--- WHAT THE EXERCISE ASKS ---
Copy each line below that includes "this".

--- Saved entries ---
━━━━━━

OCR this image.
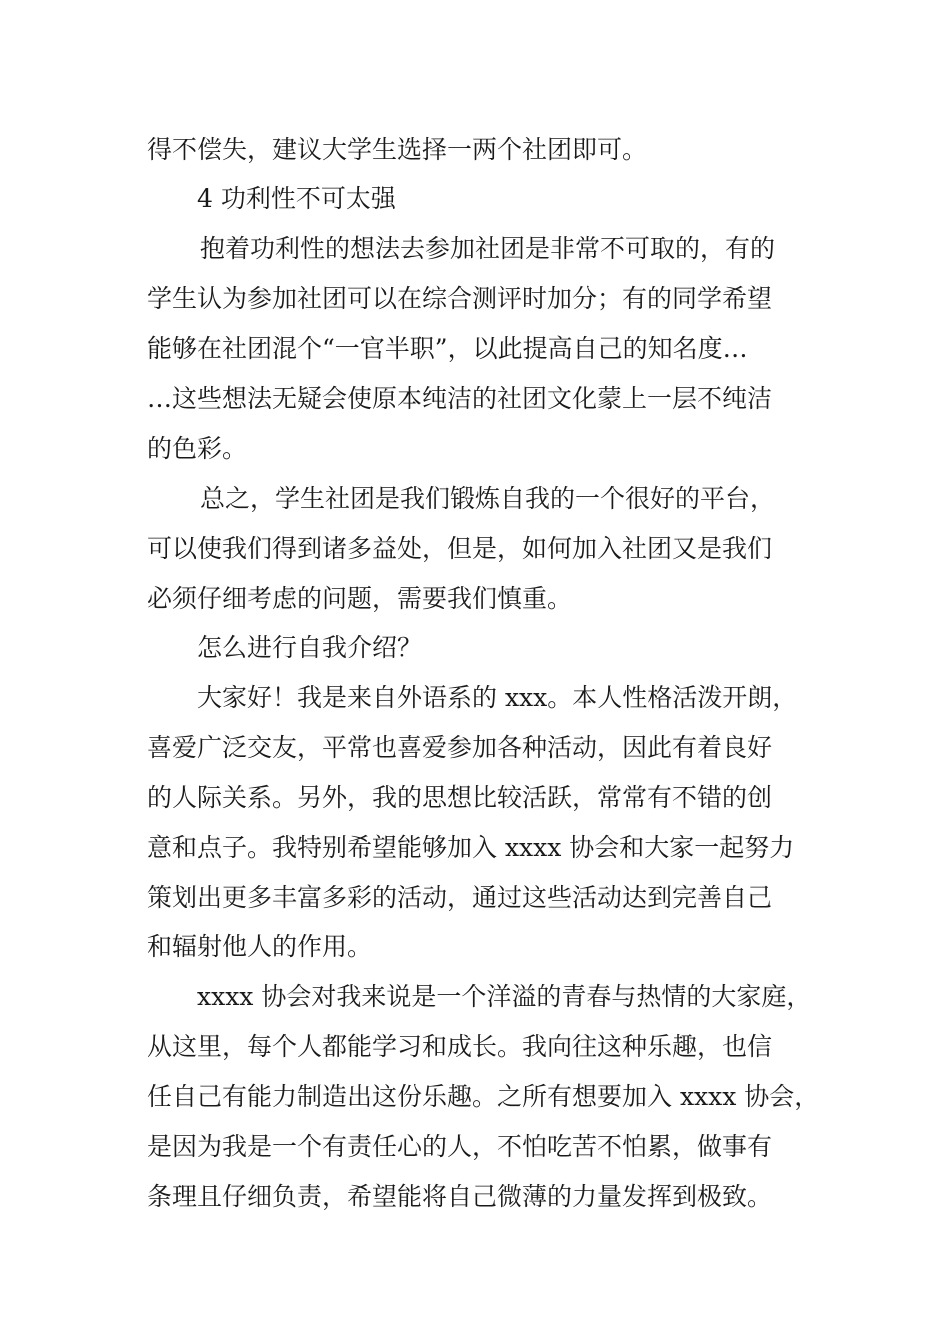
得不偿失，建议大学生选择一两个社团即可。
4 功利性不可太强
抱着功利性的想法去参加社团是非常不可取的，有的
学生认为参加社团可以在综合测评时加分；有的同学希望
能够在社团混个“一官半职”，以此提高自己的知名度…
…这些想法无疑会使原本纯洁的社团文化蒙上一层不纯洁
的色彩。
总之，学生社团是我们锻炼自我的一个很好的平台，
可以使我们得到诸多益处，但是，如何加入社团又是我们
必须仔细考虑的问题，需要我们慎重。
怎么进行自我介绍？
大家好！我是来自外语系的 xxx。本人性格活泼开朗，
喜爱广泛交友，平常也喜爱参加各种活动，因此有着良好
的人际关系。另外，我的思想比较活跃，常常有不错的创
意和点子。我特别希望能够加入 xxxx 协会和大家一起努力
策划出更多丰富多彩的活动，通过这些活动达到完善自己
和辐射他人的作用。
xxxx 协会对我来说是一个洋溢的青春与热情的大家庭，
从这里，每个人都能学习和成长。我向往这种乐趣，也信
任自己有能力制造出这份乐趣。之所有想要加入 xxxx 协会，
是因为我是一个有责任心的人，不怕吃苦不怕累，做事有
条理且仔细负责，希望能将自己微薄的力量发挥到极致。
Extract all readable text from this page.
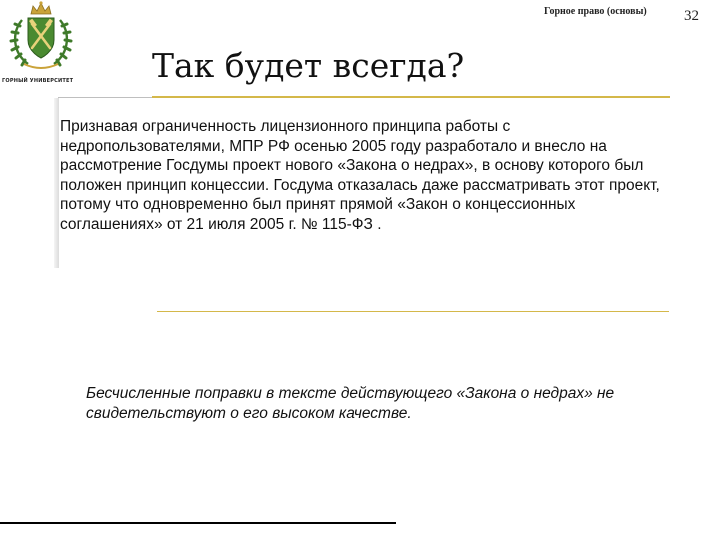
ГОРНЫЙ УНИВЕРСИТЕТ
Горное право (основы) 32
Так будет всегда?
Признавая ограниченность лицензионного принципа работы с недропользователями, МПР РФ осенью 2005 году разработало и внесло на рассмотрение Госдумы проект нового «Закона о недрах», в основу которого был положен принцип концессии. Госдума отказалась даже рассматривать этот проект, потому что одновременно был принят прямой «Закон о концессионных соглашениях» от 21 июля 2005 г. № 115-ФЗ .
Бесчисленные поправки в тексте действующего «Закона о недрах» не свидетельствуют о его высоком качестве.
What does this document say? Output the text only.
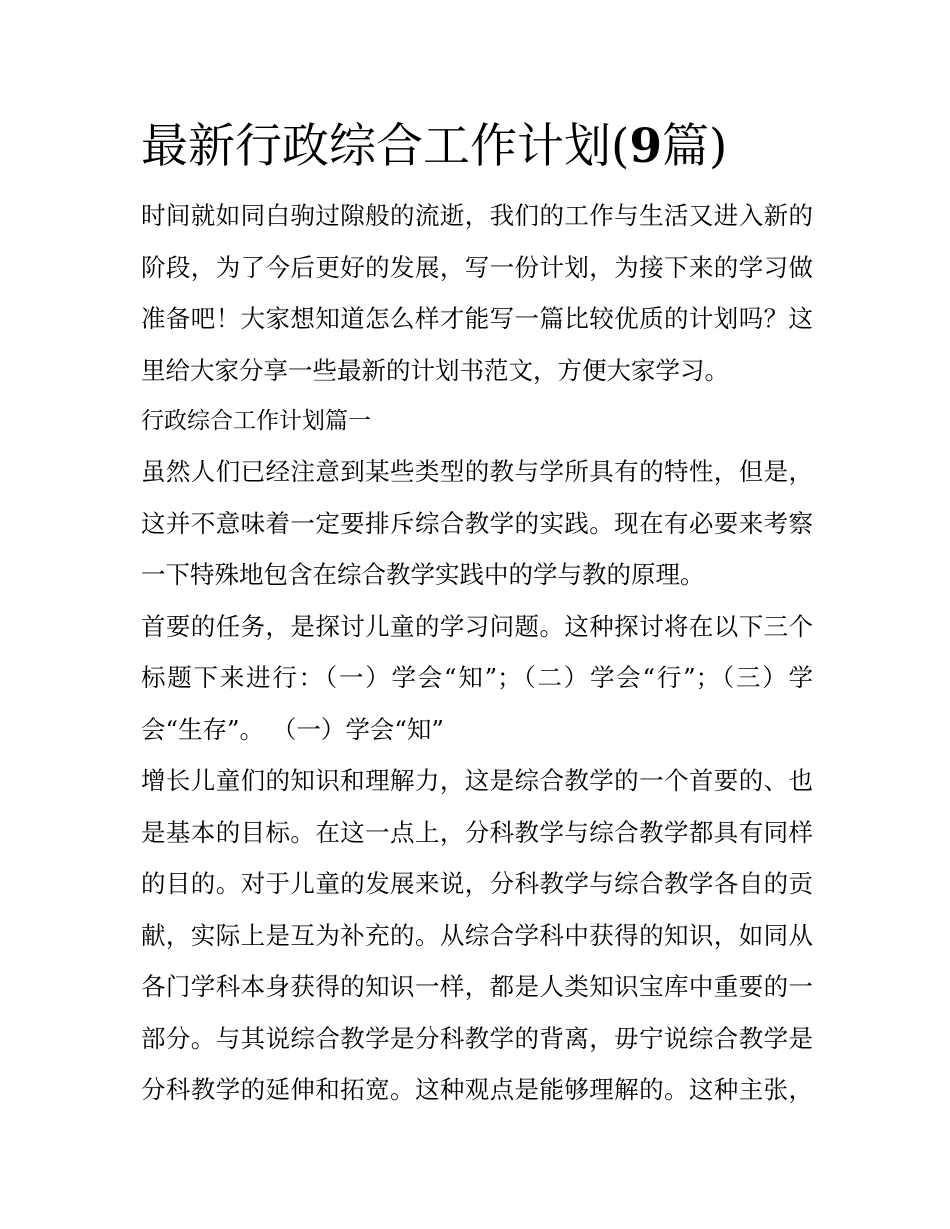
最新行政综合工作计划(9篇)

时间就如同白驹过隙般的流逝，我们的工作与生活又进入新的
阶段，为了今后更好的发展，写一份计划，为接下来的学习做
准备吧！大家想知道怎么样才能写一篇比较优质的计划吗？这
里给大家分享一些最新的计划书范文，方便大家学习。

行政综合工作计划篇一

虽然人们已经注意到某些类型的教与学所具有的特性，但是，
这并不意味着一定要排斥综合教学的实践。现在有必要来考察
一下特殊地包含在综合教学实践中的学与教的原理。

首要的任务，是探讨儿童的学习问题。这种探讨将在以下三个
标题下来进行：（一）学会“知”；（二）学会“行”；（三）学
会“生存”。 （一）学会“知”

增长儿童们的知识和理解力，这是综合教学的一个首要的、也
是基本的目标。在这一点上，分科教学与综合教学都具有同样
的目的。对于儿童的发展来说，分科教学与综合教学各自的贡
献，实际上是互为补充的。从综合学科中获得的知识，如同从
各门学科本身获得的知识一样，都是人类知识宝库中重要的一
部分。与其说综合教学是分科教学的背离，毋宁说综合教学是
分科教学的延伸和拓宽。这种观点是能够理解的。这种主张，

━━━━━━

--- TASK OUTPUT ---
OCR this image.
Extract all readable text from this page.
What does this document say? Output the text only.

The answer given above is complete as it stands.